▶ [SHORT EXERCISE]
For each line below that includes the word "Людмила", make a copy.

##### GIVEN DATA #####

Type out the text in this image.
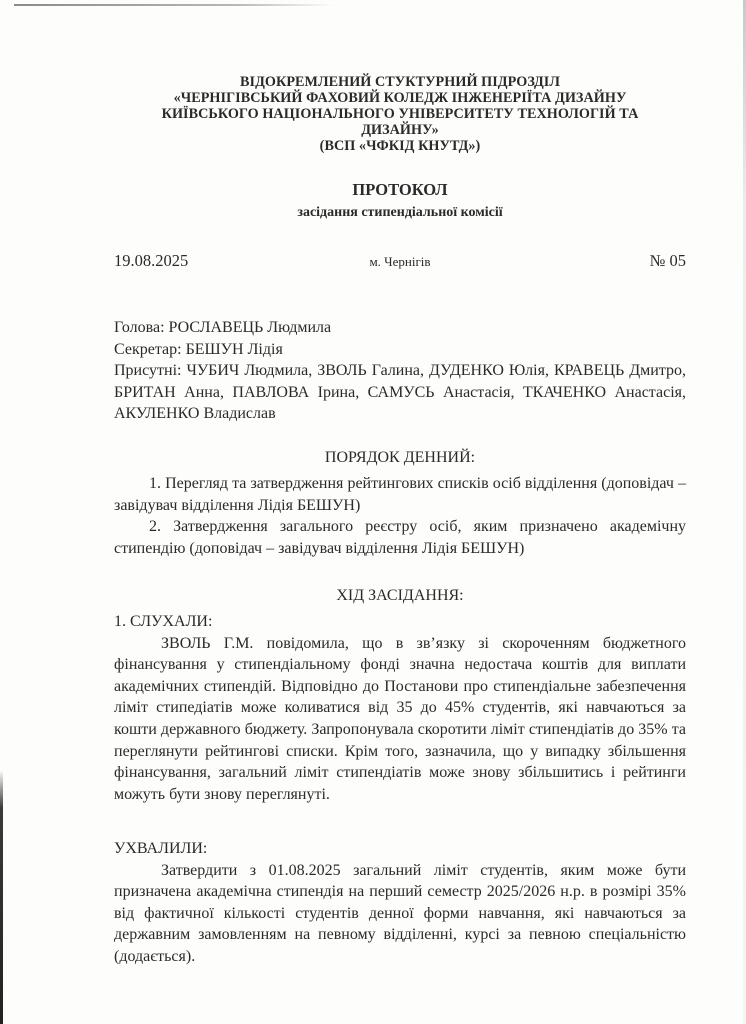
ВІДОКРЕМЛЕНИЙ СТУКТУРНИЙ ПІДРОЗДІЛ
«ЧЕРНІГІВСЬКИЙ ФАХОВИЙ КОЛЕДЖ ІНЖЕНЕРІЇТА ДИЗАЙНУ
КИЇВСЬКОГО НАЦІОНАЛЬНОГО УНІВЕРСИТЕТУ ТЕХНОЛОГІЙ ТА
ДИЗАЙНУ»
(ВСП «ЧФКІД КНУТД»)
ПРОТОКОЛ
засідання стипендіальної комісії
19.08.2025	м. Чернігів	№ 05

Голова: РОСЛАВЕЦЬ Людмила

Секретар: БЕШУН Лідія

Присутні: ЧУБИЧ Людмила, ЗВОЛЬ Галина, ДУДЕНКО Юлія, КРАВЕЦЬ Дмитро, БРИТАН Анна, ПАВЛОВА Ірина, САМУСЬ Анастасія, ТКАЧЕНКО Анастасія, АКУЛЕНКО Владислав

ПОРЯДОК ДЕННИЙ:

1. Перегляд та затвердження рейтингових списків осіб відділення (доповідач – завідувач відділення Лідія БЕШУН)

2. Затвердження загального реєстру осіб, яким призначено академічну стипендію (доповідач – завідувач відділення Лідія БЕШУН)

ХІД ЗАСІДАННЯ:

1. СЛУХАЛИ:

ЗВОЛЬ Г.М. повідомила, що в зв’язку зі скороченням бюджетного фінансування у стипендіальному фонді значна недостача коштів для виплати академічних стипендій. Відповідно до Постанови про стипендіальне забезпечення ліміт стипедіатів може коливатися від 35 до 45% студентів, які навчаються за кошти державного бюджету. Запропонувала скоротити ліміт стипендіатів до 35% та переглянути рейтингові списки. Крім того, зазначила, що у випадку збільшення фінансування, загальний ліміт стипендіатів може знову збільшитись і рейтинги можуть бути знову переглянуті.

УХВАЛИЛИ:

Затвердити з 01.08.2025 загальний ліміт студентів, яким може бути призначена академічна стипендія на перший семестр 2025/2026 н.р. в розмірі 35% від фактичної кількості студентів денної форми навчання, які навчаються за державним замовленням на певному відділенні, курсі за певною спеціальністю (додається).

#####

▶ [EXERCISE SOLUTION]
Голова: РОСЛАВЕЦЬ Людмила
Присутні: ЧУБИЧ Людмила, ЗВОЛЬ Галина, ДУДЕНКО Юлія, КРАВЕЦЬ Дмитро, БРИТАН Анна, ПАВЛОВА Ірина, САМУСЬ Анастасія, ТКАЧЕНКО Анастасія, АКУЛЕНКО Владислав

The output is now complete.